• **What is expected**:
Select every line holding the word "Jane" and copy it.
··· Stored rows ···
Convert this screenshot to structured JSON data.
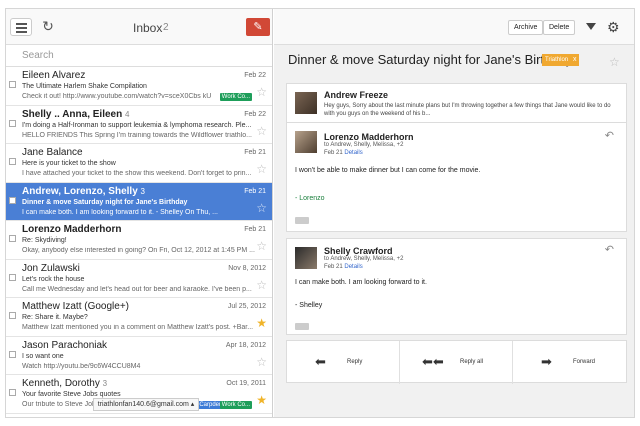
{
  "left": {
    "inbox_title": "Inbox",
    "inbox_count": "2",
    "search_placeholder": "Search",
    "account": "triathlonfan140.6@gmail.com ▴",
    "rows": [
      {
        "sender": "Eileen Alvarez",
        "count": "",
        "date": "Feb 22",
        "subject": "The Ultimate Harlem Shake Compilation",
        "snippet": "Check it out! http://www.youtube.com/watch?v=sceX0Cbs kU",
        "label": "Work Co...",
        "starred": false,
        "bold": false
      },
      {
        "sender": "Shelly .. Anna, Eileen",
        "count": "4",
        "date": "Feb 22",
        "subject": "I'm doing a Half-Ironman to support leukemia & lymphoma research. Ple...",
        "snippet": "HELLO FRIENDS This Spring I'm training towards the Wildflower triathlo...",
        "label": "",
        "starred": false,
        "bold": true
      },
      {
        "sender": "Jane Balance",
        "count": "",
        "date": "Feb 21",
        "subject": "Here is your ticket to the show",
        "snippet": "I have attached your ticket to the show this weekend. Don't forget to prin...",
        "label": "",
        "starred": false,
        "bold": false
      },
      {
        "sender": "Andrew, Lorenzo, Shelly",
        "count": "3",
        "date": "Feb 21",
        "subject": "Dinner & move Saturday night for Jane's Birthday",
        "snippet": "I can make both. I am looking forward to it. - Shelley On Thu, ...",
        "label": "",
        "starred": false,
        "bold": true
      },
      {
        "sender": "Lorenzo Madderhorn",
        "count": "",
        "date": "Feb 21",
        "subject": "Re: Skydiving!",
        "snippet": "Okay, anybody else interested in going? On Fri, Oct 12, 2012 at 1:45 PM ...",
        "label": "",
        "starred": false,
        "bold": true
      },
      {
        "sender": "Jon Zulawski",
        "count": "",
        "date": "Nov 8, 2012",
        "subject": "Let's rock the house",
        "snippet": "Call me Wednesday and let's head out for beer and karaoke. I've been p...",
        "label": "",
        "starred": false,
        "bold": false
      },
      {
        "sender": "Matthew Izatt (Google+)",
        "count": "",
        "date": "Jul 25, 2012",
        "subject": "Re: Share it. Maybe?",
        "snippet": "Matthew Izatt mentioned you in a comment on Matthew Izatt's post. +Bar...",
        "label": "",
        "starred": true,
        "bold": false
      },
      {
        "sender": "Jason Parachoniak",
        "count": "",
        "date": "Apr 18, 2012",
        "subject": "I so want one",
        "snippet": "Watch http://youtu.be/9c6W4CCU8M4",
        "label": "",
        "starred": false,
        "bold": false
      },
      {
        "sender": "Kenneth, Dorothy",
        "count": "3",
        "date": "Oct 19, 2011",
        "subject": "Your favorite Steve Jobs quotes",
        "snippet": "Our tribute to Steve Jobs, we've been collectin...",
        "label": "Carpdem",
        "label2": "Work Co...",
        "starred": true,
        "bold": false
      }
    ]
  },
  "right": {
    "archive": "Archive",
    "delete": "Delete",
    "subject": "Dinner & move Saturday night for Jane's Birthday",
    "tag": "Triathlon",
    "tag_x": "x",
    "msg1": {
      "name": "Andrew Freeze",
      "preview": "Hey guys, Sorry about the last minute plans but I'm throwing together a few things that Jane would like to do with you guys on the weekend of his b..."
    },
    "msg2": {
      "name": "Lorenzo Madderhorn",
      "date": "Feb 21",
      "to": "to Andrew, Shelly, Melissa, +2",
      "details": "Details",
      "body": "I won't be able to make dinner but I can come for the movie.",
      "sig": "- Lorenzo"
    },
    "msg3": {
      "name": "Shelly Crawford",
      "date": "Feb 21",
      "to": "to Andrew, Shelly, Melissa, +2",
      "details": "Details",
      "body": "I can make both. I am looking forward to it.",
      "sig": "- Shelley"
    },
    "actions": {
      "reply": "Reply",
      "reply_all": "Reply all",
      "forward": "Forward"
    }
  }
}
···
• **Right answer**:
        "sender": "Jane Balance",
        "subject": "Dinner & move Saturday night for Jane's Birthday",
    "subject": "Dinner & move Saturday night for Jane's Birthday",
      "preview": "Hey guys, Sorry about the last minute plans but I'm throwing together a few things that Jane would like to do with you guys on the weekend of his b..."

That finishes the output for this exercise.